▶ Your task
Keep only the lines of the data below that contain "screenshot", and copy them.
Start of Provided records
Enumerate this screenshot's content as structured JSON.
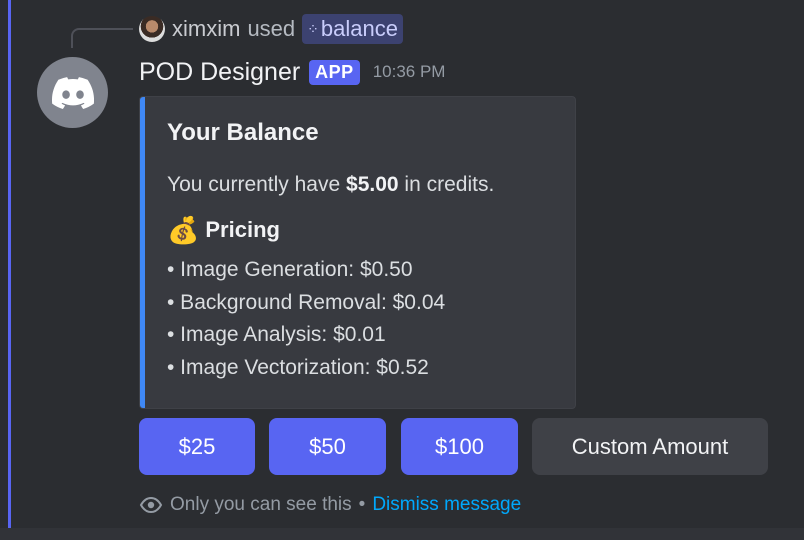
{
  "reply": {
    "username": "ximxim",
    "used_text": "used",
    "command": "balance"
  },
  "message": {
    "bot_name": "POD Designer",
    "badge": "APP",
    "timestamp": "10:36 PM"
  },
  "embed": {
    "title": "Your Balance",
    "desc_prefix": "You currently have ",
    "desc_amount": "$5.00",
    "desc_suffix": " in credits.",
    "field_icon": "💰",
    "field_name": "Pricing",
    "items": [
      "• Image Generation: $0.50",
      "• Background Removal: $0.04",
      "• Image Analysis: $0.01",
      "• Image Vectorization: $0.52"
    ],
    "stripe_color": "#3f88f5"
  },
  "buttons": {
    "b25": "$25",
    "b50": "$50",
    "b100": "$100",
    "custom": "Custom Amount"
  },
  "ephemeral": {
    "note": "Only you can see this",
    "separator": "•",
    "dismiss": "Dismiss message"
  },
  "colors": {
    "blurple": "#5865f2",
    "background": "#2b2d31",
    "link": "#00a8fc"
  },
  "icons": {
    "bot_avatar": "discord-logo-icon",
    "command": "slash-command-icon",
    "visibility": "eye-icon"
  }
}
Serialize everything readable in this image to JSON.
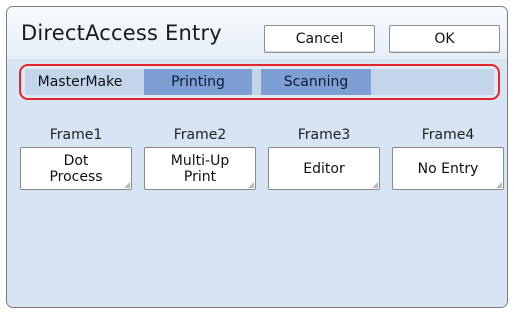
{
  "dialog": {
    "title": "DirectAccess Entry",
    "cancel_label": "Cancel",
    "ok_label": "OK"
  },
  "tabs": [
    {
      "label": "MasterMake",
      "active": true
    },
    {
      "label": "Printing",
      "active": false
    },
    {
      "label": "Scanning",
      "active": false
    }
  ],
  "frames": [
    {
      "label": "Frame1",
      "button": "Dot\nProcess"
    },
    {
      "label": "Frame2",
      "button": "Multi-Up\nPrint"
    },
    {
      "label": "Frame3",
      "button": "Editor"
    },
    {
      "label": "Frame4",
      "button": "No Entry"
    }
  ],
  "colors": {
    "highlight_border": "#e2262a",
    "tab_inactive": "#7d9fd3",
    "tab_active": "#c4d5ea"
  }
}
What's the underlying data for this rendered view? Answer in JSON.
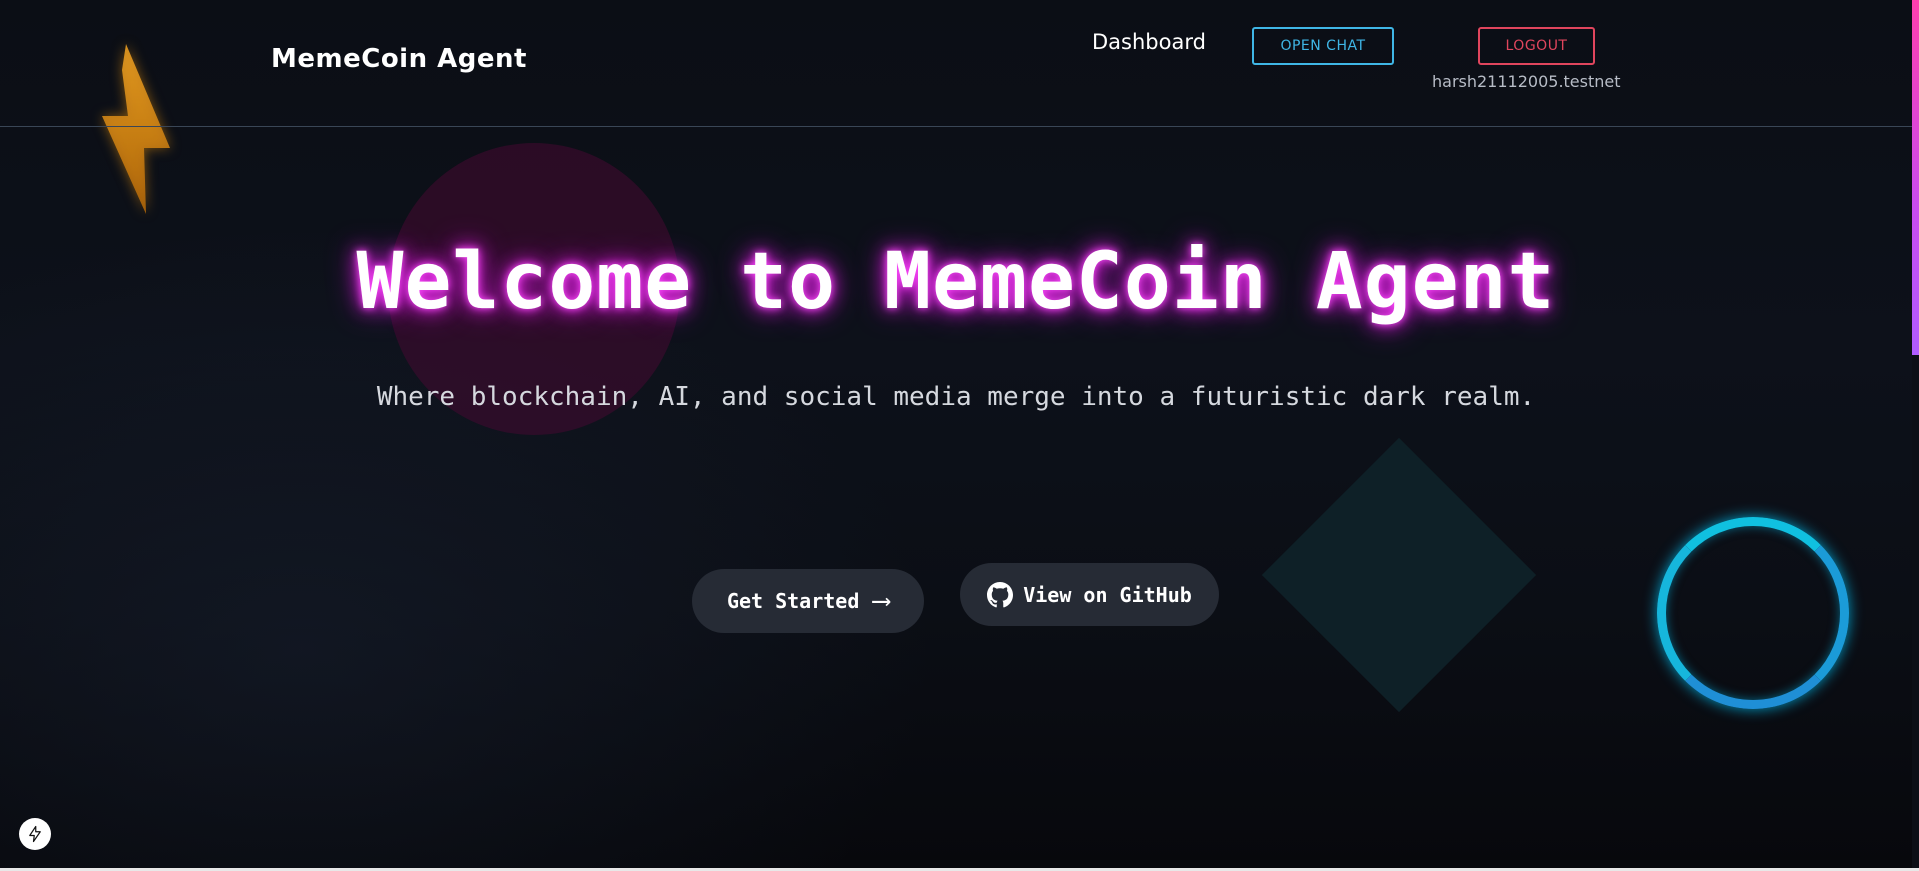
{
  "header": {
    "logo": "MemeCoin Agent",
    "nav_dashboard": "Dashboard",
    "open_chat_label": "OPEN CHAT",
    "logout_label": "LOGOUT",
    "user_id": "harsh21112005.testnet"
  },
  "hero": {
    "title": "Welcome to MemeCoin Agent",
    "subtitle": "Where blockchain, AI, and social media merge into a futuristic dark realm.",
    "get_started_label": "Get Started",
    "get_started_icon": "arrow-right-icon",
    "github_label": "View on GitHub",
    "github_icon": "github-icon"
  },
  "decorations": {
    "bolt_icon": "lightning-bolt-icon",
    "badge_icon": "bolt-badge-icon"
  },
  "colors": {
    "open_chat": "#3fb6e6",
    "logout": "#e0455d",
    "title_glow": "#e020e0",
    "ring": "#1aa8d8",
    "bolt": "#f0a020"
  }
}
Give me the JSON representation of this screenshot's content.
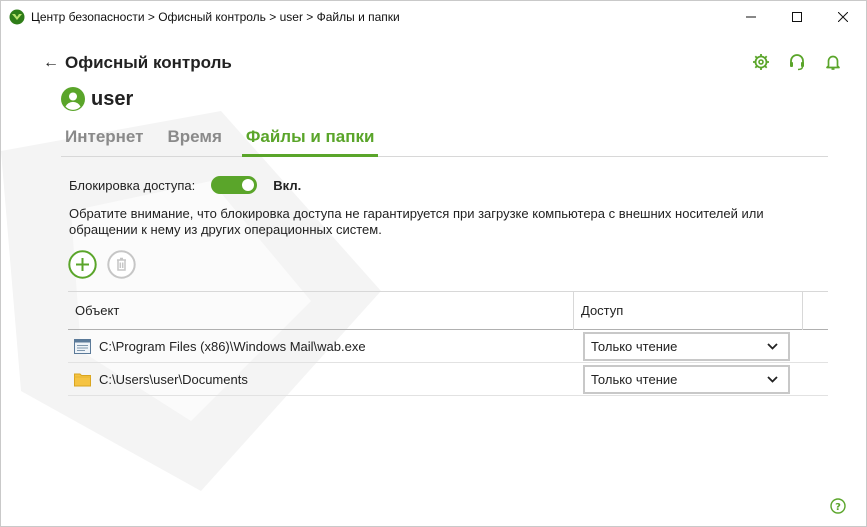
{
  "window": {
    "breadcrumb": "Центр безопасности > Офисный контроль > user > Файлы и папки"
  },
  "header": {
    "back_label": "Офисный контроль",
    "user_name": "user"
  },
  "tabs": [
    {
      "label": "Интернет",
      "active": false
    },
    {
      "label": "Время",
      "active": false
    },
    {
      "label": "Файлы и папки",
      "active": true
    }
  ],
  "access_lock": {
    "label": "Блокировка доступа:",
    "state_label": "Вкл.",
    "enabled": true
  },
  "notice": "Обратите внимание, что блокировка доступа не гарантируется при загрузке компьютера с внешних носителей или обращении к нему из других операционных систем.",
  "table": {
    "columns": [
      "Объект",
      "Доступ"
    ],
    "rows": [
      {
        "icon": "application-icon",
        "object": "C:\\Program Files (x86)\\Windows Mail\\wab.exe",
        "access": "Только чтение"
      },
      {
        "icon": "folder-icon",
        "object": "C:\\Users\\user\\Documents",
        "access": "Только чтение"
      }
    ]
  },
  "colors": {
    "accent": "#5aa52a",
    "tab_inactive": "#8a8a8a",
    "folder": "#f5c342"
  }
}
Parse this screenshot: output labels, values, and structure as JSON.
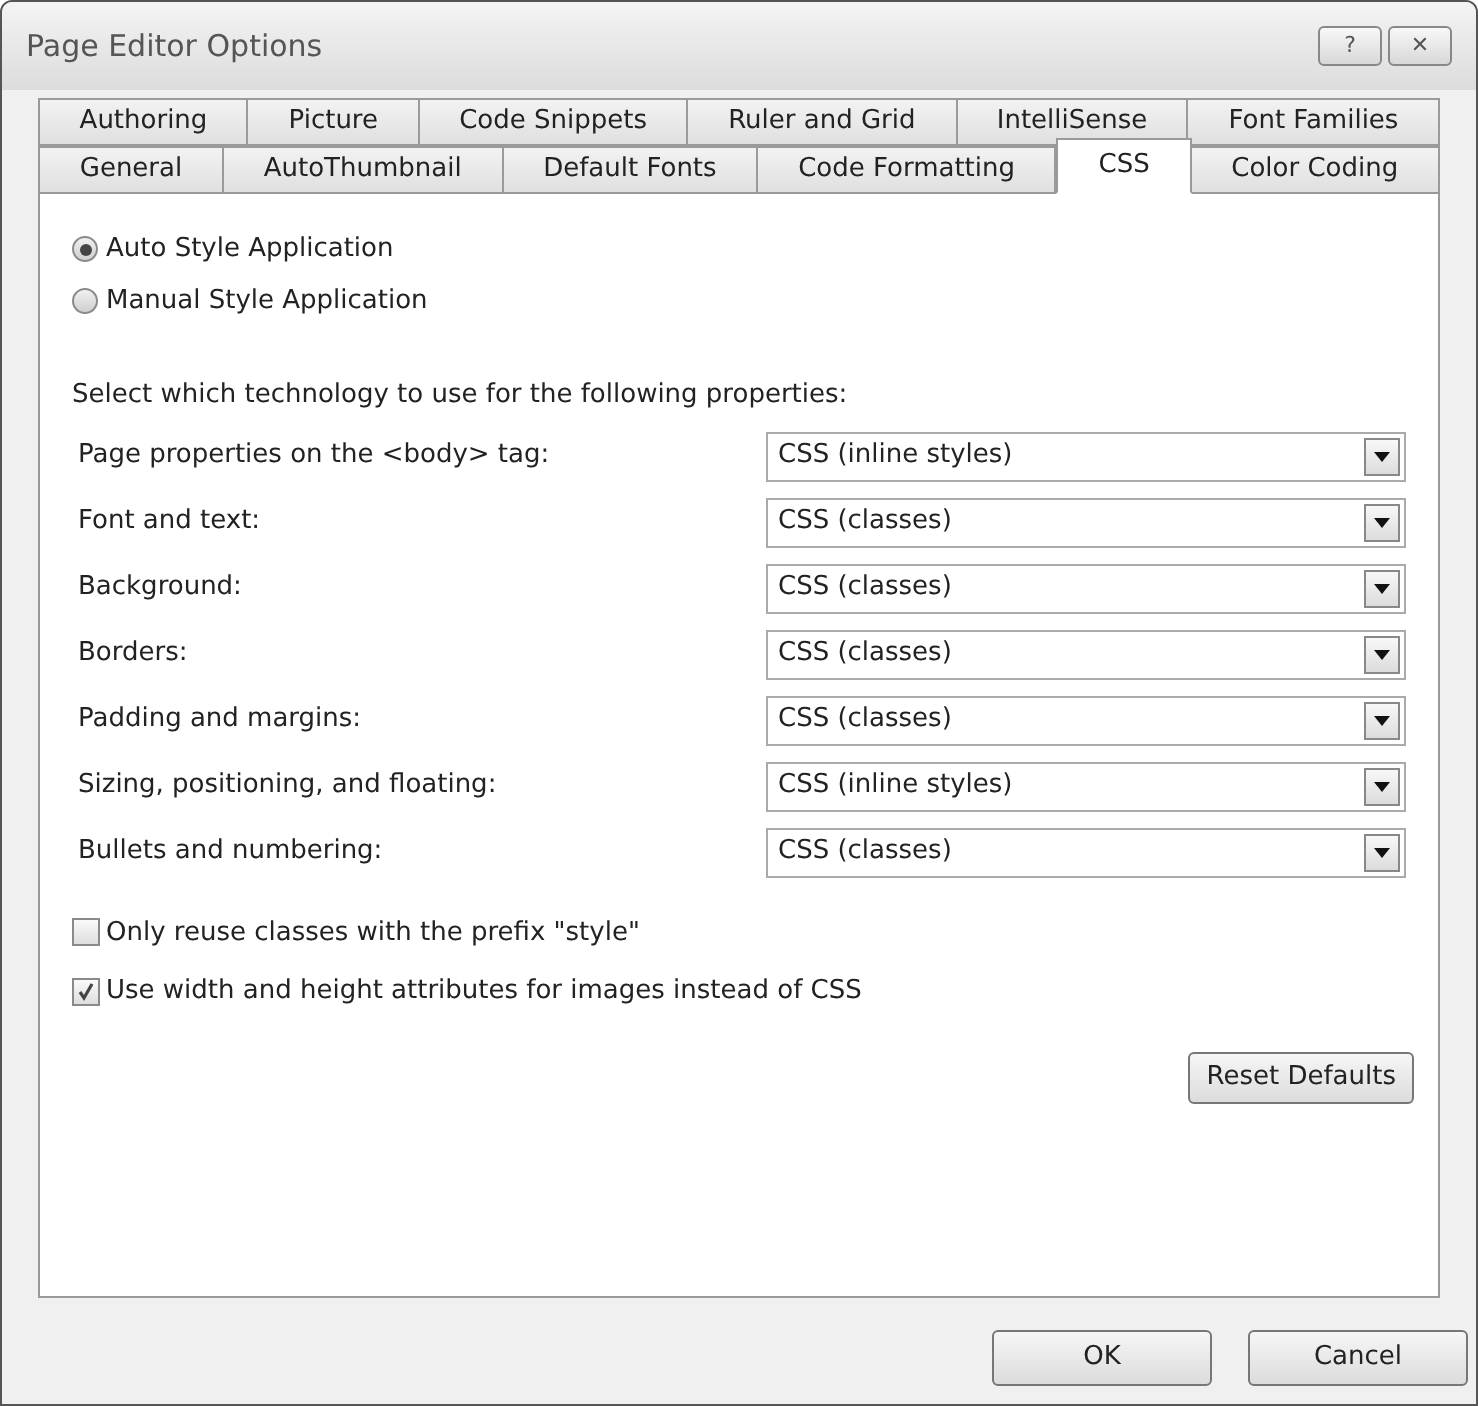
End of Provided records
▶ Response to this task
Enumerate this screenshot's content as structured JSON.
Give me the JSON representation of this screenshot's content.
Parse this screenshot: output labels, values, and structure as JSON.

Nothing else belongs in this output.